## Task
Select the lines that contain "моношәһәрләре" and copy each of them.

(Dataset items)
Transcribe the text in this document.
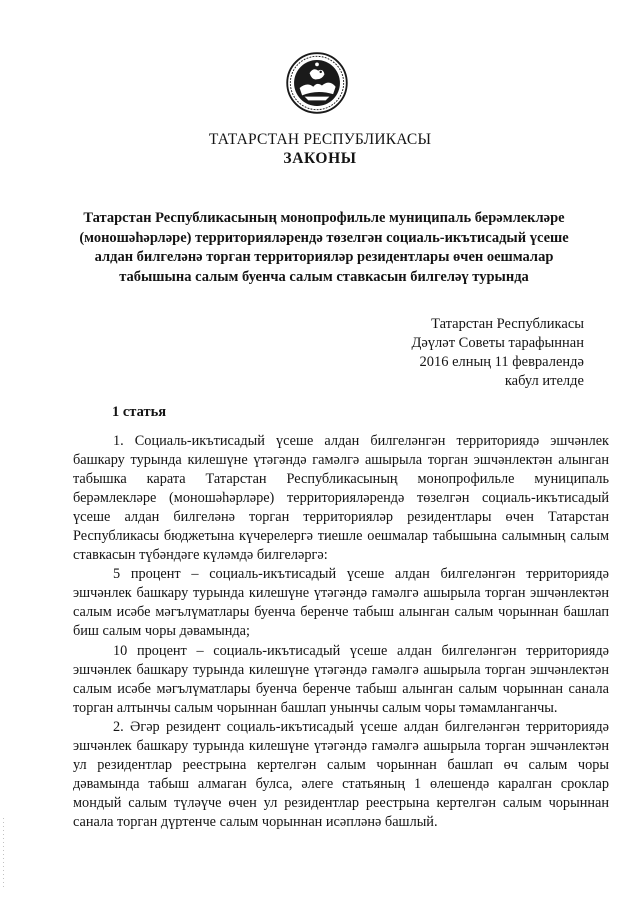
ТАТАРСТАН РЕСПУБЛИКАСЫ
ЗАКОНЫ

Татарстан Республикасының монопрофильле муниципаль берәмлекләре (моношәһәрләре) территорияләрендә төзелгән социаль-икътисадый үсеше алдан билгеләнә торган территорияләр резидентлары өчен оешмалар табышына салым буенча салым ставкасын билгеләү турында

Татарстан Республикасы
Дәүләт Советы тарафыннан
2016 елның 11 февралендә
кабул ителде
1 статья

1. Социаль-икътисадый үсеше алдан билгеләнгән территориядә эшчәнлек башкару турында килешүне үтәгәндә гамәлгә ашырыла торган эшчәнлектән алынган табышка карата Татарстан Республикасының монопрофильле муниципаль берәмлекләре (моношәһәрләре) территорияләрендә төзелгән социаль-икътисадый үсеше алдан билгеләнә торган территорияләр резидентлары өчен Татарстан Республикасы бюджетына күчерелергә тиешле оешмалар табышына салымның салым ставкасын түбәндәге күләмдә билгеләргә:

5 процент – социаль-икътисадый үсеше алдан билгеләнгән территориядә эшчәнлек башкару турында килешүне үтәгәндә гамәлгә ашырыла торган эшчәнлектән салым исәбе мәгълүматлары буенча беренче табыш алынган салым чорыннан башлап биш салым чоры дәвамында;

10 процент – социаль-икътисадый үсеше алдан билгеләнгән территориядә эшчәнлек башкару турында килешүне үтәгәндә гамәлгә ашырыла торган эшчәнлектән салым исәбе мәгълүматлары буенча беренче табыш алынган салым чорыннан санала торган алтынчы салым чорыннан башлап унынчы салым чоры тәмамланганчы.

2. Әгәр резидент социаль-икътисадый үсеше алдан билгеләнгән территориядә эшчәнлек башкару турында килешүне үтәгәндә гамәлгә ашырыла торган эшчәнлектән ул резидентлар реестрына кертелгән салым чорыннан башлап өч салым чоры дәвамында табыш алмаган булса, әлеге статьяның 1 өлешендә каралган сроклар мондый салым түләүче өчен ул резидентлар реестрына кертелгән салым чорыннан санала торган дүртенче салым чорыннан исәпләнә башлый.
--
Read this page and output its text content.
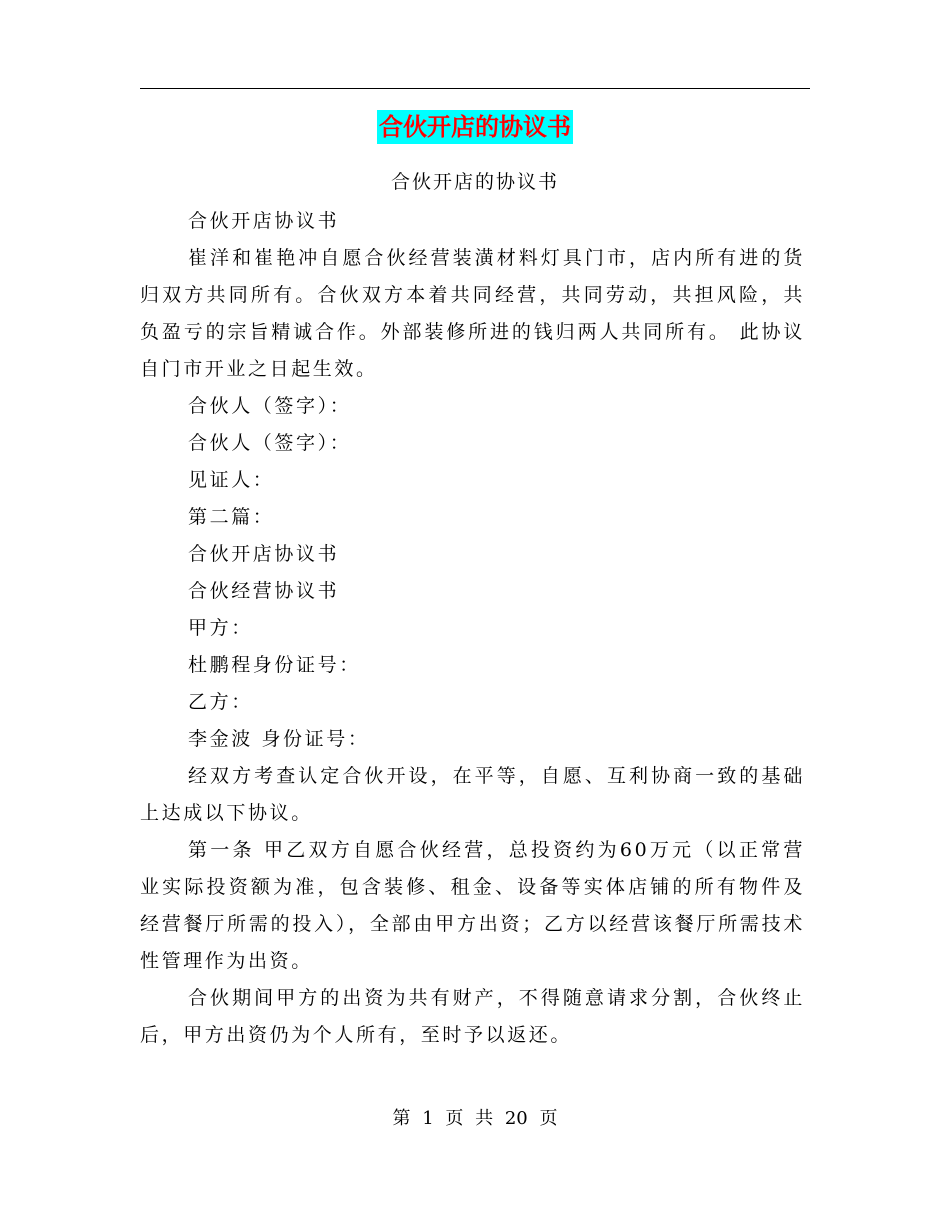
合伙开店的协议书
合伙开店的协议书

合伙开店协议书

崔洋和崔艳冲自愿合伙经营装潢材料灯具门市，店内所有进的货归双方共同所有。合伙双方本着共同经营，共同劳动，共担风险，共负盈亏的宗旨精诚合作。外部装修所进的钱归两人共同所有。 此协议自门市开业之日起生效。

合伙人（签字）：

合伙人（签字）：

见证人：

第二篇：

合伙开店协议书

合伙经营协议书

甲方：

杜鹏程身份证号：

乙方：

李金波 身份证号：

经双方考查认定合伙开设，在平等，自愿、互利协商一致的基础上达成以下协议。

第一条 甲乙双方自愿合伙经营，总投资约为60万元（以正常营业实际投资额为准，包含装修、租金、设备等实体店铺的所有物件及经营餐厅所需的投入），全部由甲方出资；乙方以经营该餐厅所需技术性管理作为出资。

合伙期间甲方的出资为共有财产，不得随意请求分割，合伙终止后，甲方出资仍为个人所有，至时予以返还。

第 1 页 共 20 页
---
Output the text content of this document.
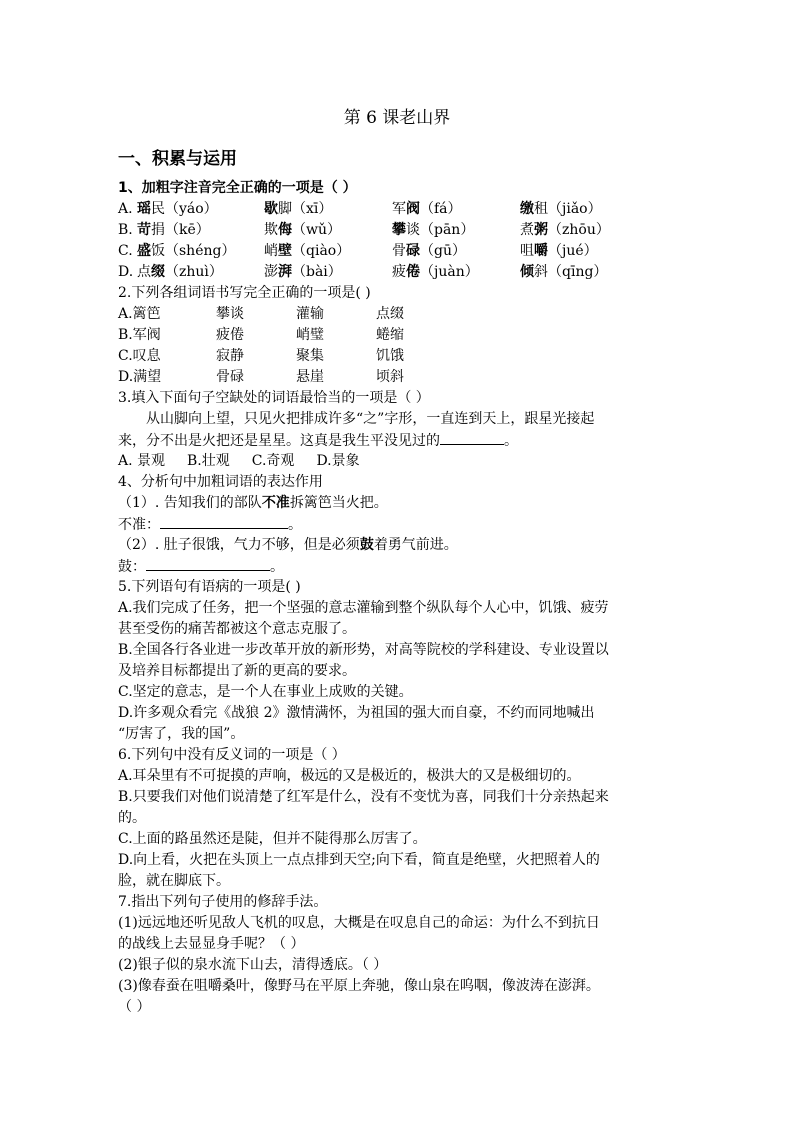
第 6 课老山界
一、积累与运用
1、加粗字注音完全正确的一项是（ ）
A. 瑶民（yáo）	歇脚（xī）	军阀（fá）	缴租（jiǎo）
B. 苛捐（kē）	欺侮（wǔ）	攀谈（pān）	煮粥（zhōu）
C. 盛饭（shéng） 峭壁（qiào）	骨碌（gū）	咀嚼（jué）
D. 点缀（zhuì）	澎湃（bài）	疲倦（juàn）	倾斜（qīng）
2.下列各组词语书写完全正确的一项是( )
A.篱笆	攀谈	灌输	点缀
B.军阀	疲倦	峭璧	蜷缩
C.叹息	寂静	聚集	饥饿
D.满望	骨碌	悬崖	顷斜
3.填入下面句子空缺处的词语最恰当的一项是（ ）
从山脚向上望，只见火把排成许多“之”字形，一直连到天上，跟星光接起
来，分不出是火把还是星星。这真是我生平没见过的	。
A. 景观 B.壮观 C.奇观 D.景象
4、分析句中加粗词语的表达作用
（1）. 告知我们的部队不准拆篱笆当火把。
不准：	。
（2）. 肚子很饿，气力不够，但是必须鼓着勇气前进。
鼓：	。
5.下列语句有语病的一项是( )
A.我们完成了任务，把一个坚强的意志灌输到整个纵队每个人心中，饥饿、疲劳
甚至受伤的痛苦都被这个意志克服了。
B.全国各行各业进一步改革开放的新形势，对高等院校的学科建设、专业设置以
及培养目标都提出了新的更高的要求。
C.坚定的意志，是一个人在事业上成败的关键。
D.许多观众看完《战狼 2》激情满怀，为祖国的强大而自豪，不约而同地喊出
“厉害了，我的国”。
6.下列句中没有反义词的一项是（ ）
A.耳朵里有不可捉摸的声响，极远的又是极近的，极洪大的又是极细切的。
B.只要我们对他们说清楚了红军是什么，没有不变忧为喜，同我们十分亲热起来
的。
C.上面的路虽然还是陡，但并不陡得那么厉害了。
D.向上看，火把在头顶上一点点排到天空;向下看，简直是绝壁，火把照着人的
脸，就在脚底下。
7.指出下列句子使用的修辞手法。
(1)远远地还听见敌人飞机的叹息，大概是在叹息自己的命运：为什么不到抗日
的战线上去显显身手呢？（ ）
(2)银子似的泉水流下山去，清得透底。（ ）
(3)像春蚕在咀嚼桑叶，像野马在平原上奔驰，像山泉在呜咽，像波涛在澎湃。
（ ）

## Solution
Татарстан Республикасының монопрофильле муниципаль берәмлекләре (моношәһәрләре) территорияләрендә төзелгән социаль-икътисадый үсеше алдан билгеләнә торган территорияләр резидентлары өчен оешмалар табышына салым буенча салым ставкасын билгеләү турында
1. Социаль-икътисадый үсеше алдан билгеләнгән территориядә эшчәнлек башкару турында килешүне үтәгәндә гамәлгә ашырыла торган эшчәнлектән алынган табышка карата Татарстан Республикасының монопрофильле муниципаль берәмлекләре (моношәһәрләре) территорияләрендә төзелгән социаль-икътисадый үсеше алдан билгеләнә торган территорияләр резидентлары өчен Татарстан Республикасы бюджетына күчерелергә тиешле оешмалар табышына салымның салым ставкасын түбәндәге күләмдә билгеләргә:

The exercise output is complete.